>> start Extracted records
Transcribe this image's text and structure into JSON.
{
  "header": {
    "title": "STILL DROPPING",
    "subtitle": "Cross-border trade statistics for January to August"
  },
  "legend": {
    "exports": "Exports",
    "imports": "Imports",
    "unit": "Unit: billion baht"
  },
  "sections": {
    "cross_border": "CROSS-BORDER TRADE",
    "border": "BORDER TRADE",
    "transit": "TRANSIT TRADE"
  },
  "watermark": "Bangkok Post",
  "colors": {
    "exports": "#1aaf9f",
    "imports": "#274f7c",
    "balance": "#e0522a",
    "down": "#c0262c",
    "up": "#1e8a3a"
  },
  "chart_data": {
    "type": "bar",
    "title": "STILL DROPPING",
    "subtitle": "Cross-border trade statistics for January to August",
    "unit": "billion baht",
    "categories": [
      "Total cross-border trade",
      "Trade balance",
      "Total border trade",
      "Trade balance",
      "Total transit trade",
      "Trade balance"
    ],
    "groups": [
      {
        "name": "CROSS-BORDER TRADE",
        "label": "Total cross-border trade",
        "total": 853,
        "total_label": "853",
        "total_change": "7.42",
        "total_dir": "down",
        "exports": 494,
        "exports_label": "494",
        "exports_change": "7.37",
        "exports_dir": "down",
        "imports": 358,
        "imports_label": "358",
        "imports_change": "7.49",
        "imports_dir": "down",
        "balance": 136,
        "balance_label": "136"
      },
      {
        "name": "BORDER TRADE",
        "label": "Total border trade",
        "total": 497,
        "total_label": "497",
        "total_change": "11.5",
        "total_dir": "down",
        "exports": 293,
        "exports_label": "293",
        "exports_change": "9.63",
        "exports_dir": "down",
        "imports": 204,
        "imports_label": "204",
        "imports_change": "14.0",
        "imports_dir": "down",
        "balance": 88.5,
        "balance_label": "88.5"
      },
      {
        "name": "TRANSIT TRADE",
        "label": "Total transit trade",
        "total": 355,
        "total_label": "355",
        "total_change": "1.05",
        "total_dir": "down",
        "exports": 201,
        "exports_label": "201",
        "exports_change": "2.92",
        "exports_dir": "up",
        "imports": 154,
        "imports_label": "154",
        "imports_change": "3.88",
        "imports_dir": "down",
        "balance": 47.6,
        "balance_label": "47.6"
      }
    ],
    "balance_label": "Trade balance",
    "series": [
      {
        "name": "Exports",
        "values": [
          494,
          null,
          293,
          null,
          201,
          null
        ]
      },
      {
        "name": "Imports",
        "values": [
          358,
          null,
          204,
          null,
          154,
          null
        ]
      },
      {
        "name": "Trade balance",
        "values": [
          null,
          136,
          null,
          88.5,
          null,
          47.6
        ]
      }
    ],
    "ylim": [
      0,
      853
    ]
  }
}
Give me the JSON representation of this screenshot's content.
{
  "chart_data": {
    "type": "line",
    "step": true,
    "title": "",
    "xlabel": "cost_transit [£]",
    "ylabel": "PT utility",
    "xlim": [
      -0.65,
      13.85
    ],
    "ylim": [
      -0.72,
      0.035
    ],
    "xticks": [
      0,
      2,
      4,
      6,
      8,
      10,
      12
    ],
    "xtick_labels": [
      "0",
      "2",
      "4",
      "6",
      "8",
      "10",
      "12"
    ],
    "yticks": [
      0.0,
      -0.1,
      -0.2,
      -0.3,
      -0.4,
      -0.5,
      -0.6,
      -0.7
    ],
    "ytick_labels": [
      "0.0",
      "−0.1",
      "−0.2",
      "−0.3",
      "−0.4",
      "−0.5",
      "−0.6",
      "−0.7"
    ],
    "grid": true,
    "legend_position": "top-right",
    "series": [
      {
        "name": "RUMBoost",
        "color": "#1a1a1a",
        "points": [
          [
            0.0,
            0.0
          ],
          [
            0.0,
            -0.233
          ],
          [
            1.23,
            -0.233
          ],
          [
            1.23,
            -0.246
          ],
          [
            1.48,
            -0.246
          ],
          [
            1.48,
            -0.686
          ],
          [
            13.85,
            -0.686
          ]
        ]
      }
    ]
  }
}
>> end Extracted records
# What you should do
Type out the entries again, word for word.

# Task answer
Transcribe this image's text and structure into JSON.
{
  "header": {
    "title": "STILL DROPPING",
    "subtitle": "Cross-border trade statistics for January to August"
  },
  "legend": {
    "exports": "Exports",
    "imports": "Imports",
    "unit": "Unit: billion baht"
  },
  "sections": {
    "cross_border": "CROSS-BORDER TRADE",
    "border": "BORDER TRADE",
    "transit": "TRANSIT TRADE"
  },
  "watermark": "Bangkok Post",
  "colors": {
    "exports": "#1aaf9f",
    "imports": "#274f7c",
    "balance": "#e0522a",
    "down": "#c0262c",
    "up": "#1e8a3a"
  },
  "chart_data": {
    "type": "bar",
    "title": "STILL DROPPING",
    "subtitle": "Cross-border trade statistics for January to August",
    "unit": "billion baht",
    "categories": [
      "Total cross-border trade",
      "Trade balance",
      "Total border trade",
      "Trade balance",
      "Total transit trade",
      "Trade balance"
    ],
    "groups": [
      {
        "name": "CROSS-BORDER TRADE",
        "label": "Total cross-border trade",
        "total": 853,
        "total_label": "853",
        "total_change": "7.42",
        "total_dir": "down",
        "exports": 494,
        "exports_label": "494",
        "exports_change": "7.37",
        "exports_dir": "down",
        "imports": 358,
        "imports_label": "358",
        "imports_change": "7.49",
        "imports_dir": "down",
        "balance": 136,
        "balance_label": "136"
      },
      {
        "name": "BORDER TRADE",
        "label": "Total border trade",
        "total": 497,
        "total_label": "497",
        "total_change": "11.5",
        "total_dir": "down",
        "exports": 293,
        "exports_label": "293",
        "exports_change": "9.63",
        "exports_dir": "down",
        "imports": 204,
        "imports_label": "204",
        "imports_change": "14.0",
        "imports_dir": "down",
        "balance": 88.5,
        "balance_label": "88.5"
      },
      {
        "name": "TRANSIT TRADE",
        "label": "Total transit trade",
        "total": 355,
        "total_label": "355",
        "total_change": "1.05",
        "total_dir": "down",
        "exports": 201,
        "exports_label": "201",
        "exports_change": "2.92",
        "exports_dir": "up",
        "imports": 154,
        "imports_label": "154",
        "imports_change": "3.88",
        "imports_dir": "down",
        "balance": 47.6,
        "balance_label": "47.6"
      }
    ],
    "balance_label": "Trade balance",
    "series": [
      {
        "name": "Exports",
        "values": [
          494,
          null,
          293,
          null,
          201,
          null
        ]
      },
      {
        "name": "Imports",
        "values": [
          358,
          null,
          204,
          null,
          154,
          null
        ]
      },
      {
        "name": "Trade balance",
        "values": [
          null,
          136,
          null,
          88.5,
          null,
          47.6
        ]
      }
    ],
    "ylim": [
      0,
      853
    ]
  }
}
Give me the JSON representation of this screenshot's content.
{
  "chart_data": {
    "type": "line",
    "step": true,
    "title": "",
    "xlabel": "cost_transit [£]",
    "ylabel": "PT utility",
    "xlim": [
      -0.65,
      13.85
    ],
    "ylim": [
      -0.72,
      0.035
    ],
    "xticks": [
      0,
      2,
      4,
      6,
      8,
      10,
      12
    ],
    "xtick_labels": [
      "0",
      "2",
      "4",
      "6",
      "8",
      "10",
      "12"
    ],
    "yticks": [
      0.0,
      -0.1,
      -0.2,
      -0.3,
      -0.4,
      -0.5,
      -0.6,
      -0.7
    ],
    "ytick_labels": [
      "0.0",
      "−0.1",
      "−0.2",
      "−0.3",
      "−0.4",
      "−0.5",
      "−0.6",
      "−0.7"
    ],
    "grid": true,
    "legend_position": "top-right",
    "series": [
      {
        "name": "RUMBoost",
        "color": "#1a1a1a",
        "points": [
          [
            0.0,
            0.0
          ],
          [
            0.0,
            -0.233
          ],
          [
            1.23,
            -0.233
          ],
          [
            1.23,
            -0.246
          ],
          [
            1.48,
            -0.246
          ],
          [
            1.48,
            -0.686
          ],
          [
            13.85,
            -0.686
          ]
        ]
      }
    ]
  }
}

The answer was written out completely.